▶ **Goal of the exercise**
Using the data below, gather each line that includes the word "this".

▶ **Extracted material**
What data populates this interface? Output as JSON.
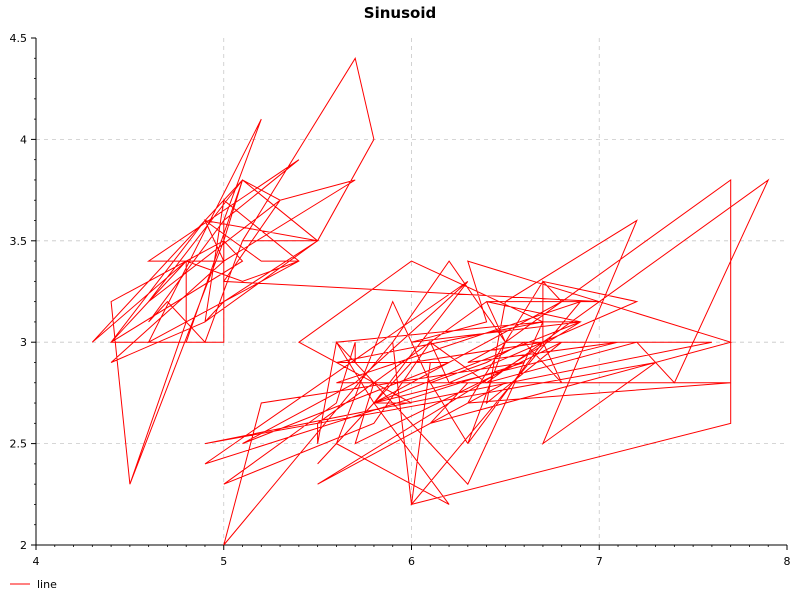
{
  "chart_data": {
    "type": "line",
    "title": "Sinusoid",
    "xlabel": "",
    "ylabel": "",
    "xlim": [
      4,
      8
    ],
    "ylim": [
      2,
      4.5
    ],
    "x_ticks": [
      "4",
      "5",
      "6",
      "7",
      "8"
    ],
    "y_ticks": [
      "2",
      "2.5",
      "3",
      "3.5",
      "4",
      "4.5"
    ],
    "grid": true,
    "legend_position": "bottom-left",
    "series": [
      {
        "name": "line",
        "color": "#ff0000",
        "x": [
          5.1,
          4.9,
          4.7,
          4.6,
          5.0,
          5.4,
          4.6,
          5.0,
          4.4,
          4.9,
          5.0,
          5.4,
          4.6,
          5.2,
          5.0,
          5.0,
          4.4,
          4.8,
          4.3,
          5.1,
          5.3,
          5.7,
          5.0,
          4.9,
          5.2,
          5.4,
          5.1,
          4.8,
          4.8,
          4.5,
          4.4,
          5.0,
          5.1,
          5.5,
          5.8,
          5.7,
          5.1,
          5.2,
          5.5,
          4.9,
          5.0,
          5.5,
          4.9,
          4.4,
          5.1,
          5.0,
          4.5,
          4.4,
          5.0,
          5.1,
          4.8,
          5.1,
          4.6,
          5.3,
          5.0,
          7.0,
          6.4,
          6.9,
          5.5,
          6.5,
          5.7,
          6.3,
          4.9,
          6.6,
          5.2,
          5.0,
          5.9,
          6.0,
          6.1,
          5.6,
          6.7,
          5.6,
          5.8,
          6.2,
          5.6,
          5.9,
          6.1,
          6.3,
          6.1,
          6.4,
          6.6,
          6.8,
          6.7,
          6.0,
          5.7,
          5.5,
          5.5,
          5.8,
          6.0,
          5.4,
          6.0,
          6.7,
          6.3,
          5.6,
          5.5,
          5.5,
          6.1,
          5.8,
          5.0,
          5.6,
          5.7,
          5.7,
          6.2,
          5.1,
          5.7,
          6.3,
          5.8,
          7.1,
          6.3,
          6.5,
          7.6,
          4.9,
          7.3,
          6.7,
          7.2,
          6.5,
          6.4,
          6.8,
          5.7,
          5.8,
          6.4,
          6.5,
          7.7,
          7.7,
          6.0,
          6.9,
          5.6,
          7.7,
          6.3,
          6.7,
          7.2,
          6.2,
          6.1,
          6.4,
          7.2,
          7.4,
          7.9,
          6.4,
          6.3,
          6.1,
          7.7,
          6.3,
          6.4,
          6.0,
          6.9,
          6.7,
          6.9,
          5.8,
          6.8,
          6.7,
          6.7,
          6.3,
          6.5,
          6.2,
          5.9
        ],
        "y": [
          3.5,
          3.0,
          3.2,
          3.1,
          3.6,
          3.9,
          3.4,
          3.4,
          2.9,
          3.1,
          3.7,
          3.4,
          3.0,
          4.1,
          3.6,
          3.0,
          3.0,
          3.4,
          3.0,
          3.8,
          3.7,
          3.8,
          3.4,
          3.6,
          3.4,
          3.4,
          3.3,
          3.4,
          3.1,
          2.3,
          3.2,
          3.5,
          3.8,
          3.5,
          4.0,
          4.4,
          3.5,
          3.5,
          3.5,
          3.1,
          3.2,
          3.5,
          3.6,
          3.0,
          3.4,
          3.5,
          2.3,
          3.2,
          3.5,
          3.8,
          3.0,
          3.8,
          3.2,
          3.7,
          3.3,
          3.2,
          3.2,
          3.1,
          2.3,
          2.8,
          2.8,
          3.3,
          2.4,
          2.9,
          2.7,
          2.0,
          3.0,
          2.2,
          2.9,
          2.9,
          3.1,
          3.0,
          2.7,
          2.2,
          2.5,
          3.2,
          2.8,
          2.5,
          2.8,
          2.9,
          3.0,
          2.8,
          3.0,
          2.9,
          2.6,
          2.4,
          2.4,
          2.7,
          2.7,
          3.0,
          3.4,
          3.1,
          2.3,
          3.0,
          2.5,
          2.6,
          3.0,
          2.6,
          2.3,
          2.7,
          3.0,
          2.9,
          2.9,
          2.5,
          2.8,
          3.3,
          2.7,
          3.0,
          2.9,
          3.0,
          3.0,
          2.5,
          2.9,
          2.5,
          3.6,
          3.2,
          2.7,
          3.0,
          2.5,
          2.8,
          3.2,
          3.0,
          3.8,
          2.6,
          2.2,
          3.2,
          2.8,
          2.8,
          2.7,
          3.3,
          3.2,
          2.8,
          3.0,
          2.8,
          3.0,
          2.8,
          3.8,
          2.8,
          2.8,
          2.6,
          3.0,
          3.4,
          3.1,
          3.0,
          3.1,
          3.1,
          3.1,
          2.7,
          3.2,
          3.3,
          3.0,
          2.5,
          3.0,
          3.4,
          3.0
        ]
      }
    ]
  }
}
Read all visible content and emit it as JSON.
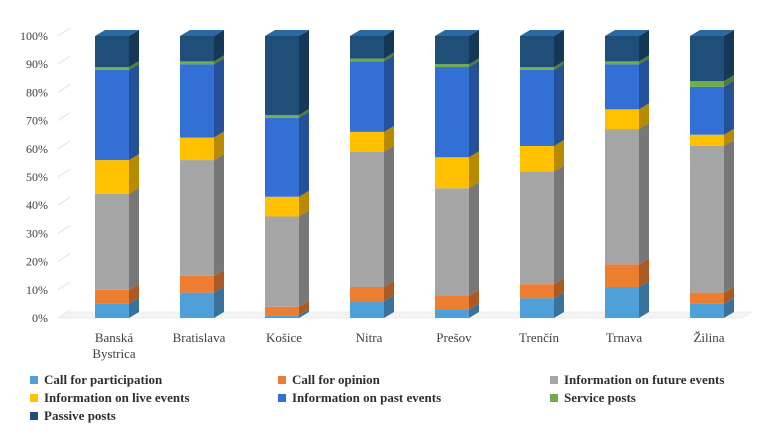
{
  "chart_data": {
    "type": "bar",
    "stacked": true,
    "percent": true,
    "three_d": true,
    "categories": [
      "Banská Bystrica",
      "Bratislava",
      "Košice",
      "Nitra",
      "Prešov",
      "Trenčín",
      "Trnava",
      "Žilina"
    ],
    "category_labels": [
      [
        "Banská",
        "Bystrica"
      ],
      [
        "Bratislava"
      ],
      [
        "Košice"
      ],
      [
        "Nitra"
      ],
      [
        "Prešov"
      ],
      [
        "Trenčín"
      ],
      [
        "Trnava"
      ],
      [
        "Žilina"
      ]
    ],
    "series": [
      {
        "name": "Call for participation",
        "color": "#4f9fd9",
        "values": [
          5,
          9,
          1,
          6,
          3,
          7,
          11,
          5
        ]
      },
      {
        "name": "Call for opinion",
        "color": "#ed7d31",
        "values": [
          5,
          6,
          3,
          5,
          5,
          5,
          8,
          4
        ]
      },
      {
        "name": "Information on future events",
        "color": "#a5a5a5",
        "values": [
          34,
          41,
          32,
          48,
          38,
          40,
          48,
          52
        ]
      },
      {
        "name": "Information on live events",
        "color": "#ffc000",
        "values": [
          12,
          8,
          7,
          7,
          11,
          9,
          7,
          4
        ]
      },
      {
        "name": "Information on past events",
        "color": "#3370d6",
        "values": [
          32,
          26,
          28,
          25,
          32,
          27,
          16,
          17
        ]
      },
      {
        "name": "Service posts",
        "color": "#70ad47",
        "values": [
          1,
          1,
          1,
          1,
          1,
          1,
          1,
          2
        ]
      },
      {
        "name": "Passive posts",
        "color": "#1f4e79",
        "values": [
          11,
          9,
          28,
          8,
          10,
          11,
          9,
          16
        ]
      }
    ],
    "y_ticks": [
      "0%",
      "10%",
      "20%",
      "30%",
      "40%",
      "50%",
      "60%",
      "70%",
      "80%",
      "90%",
      "100%"
    ],
    "ylim": [
      0,
      100
    ],
    "grid": false,
    "legend": "bottom"
  }
}
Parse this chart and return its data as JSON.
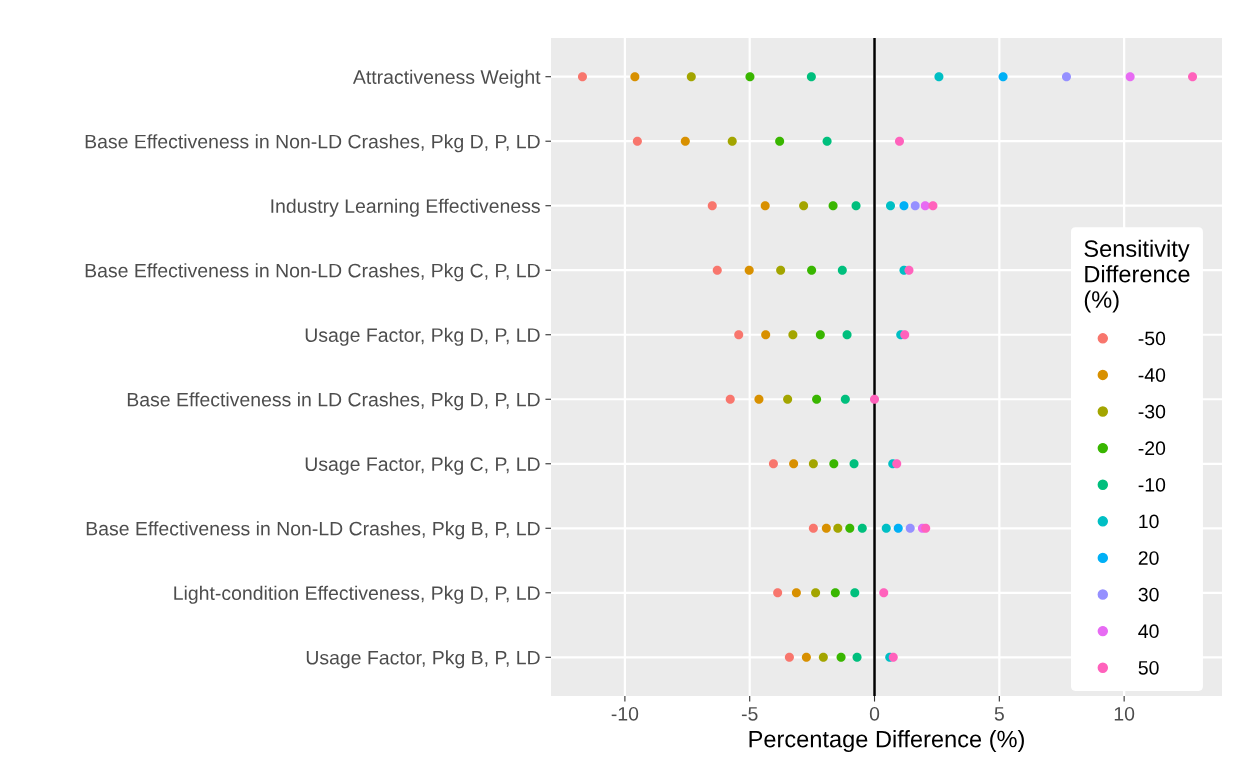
{
  "chart_data": {
    "type": "scatter",
    "orientation": "horizontal",
    "xlabel": "Percentage Difference (%)",
    "legend_title": "Sensitivity\nDifference\n(%)",
    "categories": [
      "Attractiveness Weight",
      "Base Effectiveness in Non-LD Crashes, Pkg D, P, LD",
      "Industry Learning Effectiveness",
      "Base Effectiveness in Non-LD Crashes, Pkg C, P, LD",
      "Usage Factor, Pkg D, P, LD",
      "Base Effectiveness in LD Crashes, Pkg D, P, LD",
      "Usage Factor, Pkg C, P, LD",
      "Base Effectiveness in Non-LD Crashes, Pkg B, P, LD",
      "Light-condition Effectiveness, Pkg D, P, LD",
      "Usage Factor, Pkg B, P, LD"
    ],
    "series": [
      {
        "name": "-50",
        "color": "#f8766d",
        "values": [
          -11.7,
          -9.5,
          -6.5,
          -6.3,
          -5.44,
          -5.78,
          -4.05,
          -2.45,
          -3.88,
          -3.41
        ]
      },
      {
        "name": "-40",
        "color": "#d89000",
        "values": [
          -9.6,
          -7.58,
          -4.38,
          -5.02,
          -4.36,
          -4.63,
          -3.24,
          -1.93,
          -3.13,
          -2.73
        ]
      },
      {
        "name": "-30",
        "color": "#a3a500",
        "values": [
          -7.34,
          -5.7,
          -2.84,
          -3.76,
          -3.27,
          -3.48,
          -2.45,
          -1.47,
          -2.36,
          -2.05
        ]
      },
      {
        "name": "-20",
        "color": "#39b600",
        "values": [
          -4.99,
          -3.8,
          -1.66,
          -2.52,
          -2.17,
          -2.32,
          -1.63,
          -0.99,
          -1.57,
          -1.34
        ]
      },
      {
        "name": "-10",
        "color": "#00bf7d",
        "values": [
          -2.53,
          -1.9,
          -0.74,
          -1.29,
          -1.1,
          -1.17,
          -0.82,
          -0.49,
          -0.79,
          -0.7
        ]
      },
      {
        "name": "10",
        "color": "#00bfc4",
        "values": [
          2.58,
          null,
          0.64,
          1.18,
          1.05,
          null,
          0.73,
          0.47,
          null,
          0.61
        ]
      },
      {
        "name": "20",
        "color": "#00b0f6",
        "values": [
          5.15,
          null,
          1.18,
          null,
          null,
          null,
          null,
          0.95,
          null,
          null
        ]
      },
      {
        "name": "30",
        "color": "#9590ff",
        "values": [
          7.69,
          null,
          1.63,
          null,
          null,
          null,
          null,
          1.43,
          null,
          null
        ]
      },
      {
        "name": "40",
        "color": "#e76bf3",
        "values": [
          10.24,
          null,
          2.03,
          null,
          null,
          null,
          null,
          1.92,
          null,
          null
        ]
      },
      {
        "name": "50",
        "color": "#ff62bc",
        "values": [
          12.74,
          1.0,
          2.34,
          1.38,
          1.21,
          0.0,
          0.89,
          2.05,
          0.37,
          0.75
        ]
      }
    ],
    "xlim": [
      -12.96,
      13.92
    ],
    "xticks": [
      -10,
      -5,
      0,
      5,
      10
    ],
    "ref_lines": [
      {
        "axis": "x",
        "value": 0,
        "color": "#000000"
      }
    ],
    "grid": true,
    "legend": "right",
    "marker": "circle"
  }
}
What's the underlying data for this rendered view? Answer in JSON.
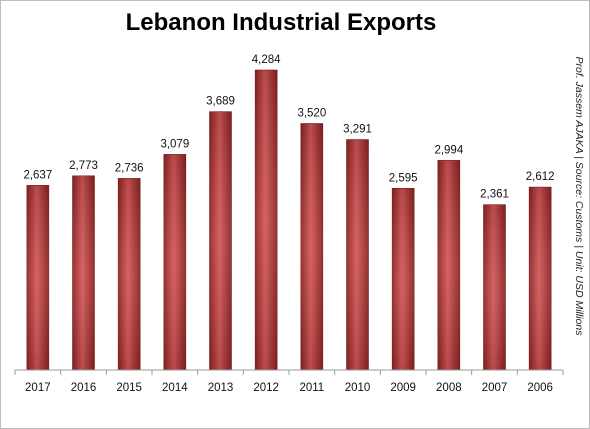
{
  "chart_data": {
    "type": "bar",
    "title": "Lebanon Industrial Exports",
    "side_note": "Prof. Jassem AJAKA | Source: Customs | Unit: USD Millions",
    "categories": [
      "2017",
      "2016",
      "2015",
      "2014",
      "2013",
      "2012",
      "2011",
      "2010",
      "2009",
      "2008",
      "2007",
      "2006"
    ],
    "values": [
      2637,
      2773,
      2736,
      3079,
      3689,
      4284,
      3520,
      3291,
      2595,
      2994,
      2361,
      2612
    ],
    "value_labels": [
      "2,637",
      "2,773",
      "2,736",
      "3,079",
      "3,689",
      "4,284",
      "3,520",
      "3,291",
      "2,595",
      "2,994",
      "2,361",
      "2,612"
    ],
    "ylim": [
      0,
      4284
    ],
    "bar_color": "#b3393a",
    "bar_highlight_color": "#d45656",
    "grid": false,
    "legend": "none"
  }
}
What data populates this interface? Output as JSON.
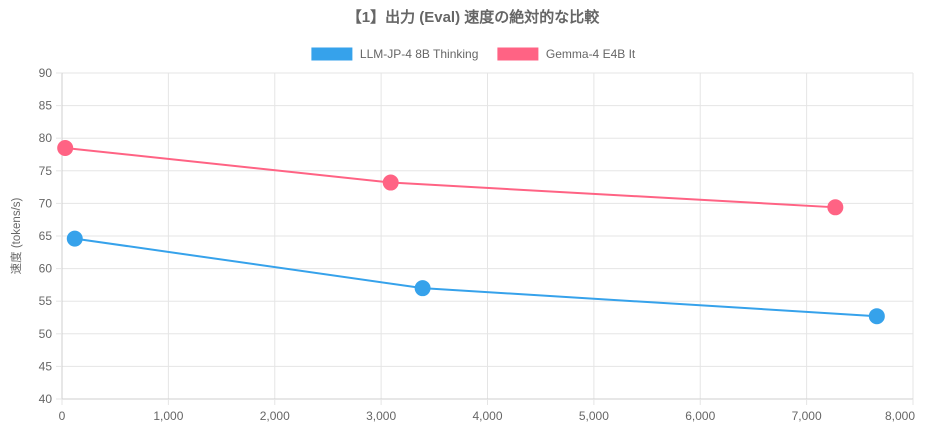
{
  "chart_data": {
    "type": "line",
    "title": "【1】出力 (Eval) 速度の絶対的な比較",
    "xlabel": "",
    "ylabel": "速度 (tokens/s)",
    "xlim": [
      0,
      8000
    ],
    "ylim": [
      40,
      90
    ],
    "x_ticks": [
      "0",
      "1,000",
      "2,000",
      "3,000",
      "4,000",
      "5,000",
      "6,000",
      "7,000",
      "8,000"
    ],
    "y_ticks": [
      "40",
      "45",
      "50",
      "55",
      "60",
      "65",
      "70",
      "75",
      "80",
      "85",
      "90"
    ],
    "grid": true,
    "legend_position": "top-center",
    "series": [
      {
        "name": "LLM-JP-4 8B Thinking",
        "color": "#36a2eb",
        "points": [
          {
            "x": 120,
            "y": 64.6
          },
          {
            "x": 3390,
            "y": 57.0
          },
          {
            "x": 7660,
            "y": 52.7
          }
        ]
      },
      {
        "name": "Gemma-4 E4B It",
        "color": "#ff6384",
        "points": [
          {
            "x": 30,
            "y": 78.5
          },
          {
            "x": 3090,
            "y": 73.2
          },
          {
            "x": 7270,
            "y": 69.4
          }
        ]
      }
    ]
  }
}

▶ **Answer**
What data populates this interface? Output as JSON.
Parse this chart and return its data as JSON.
What's the underlying data for this rendered view? Answer in JSON.
What data populates this interface? Output as JSON.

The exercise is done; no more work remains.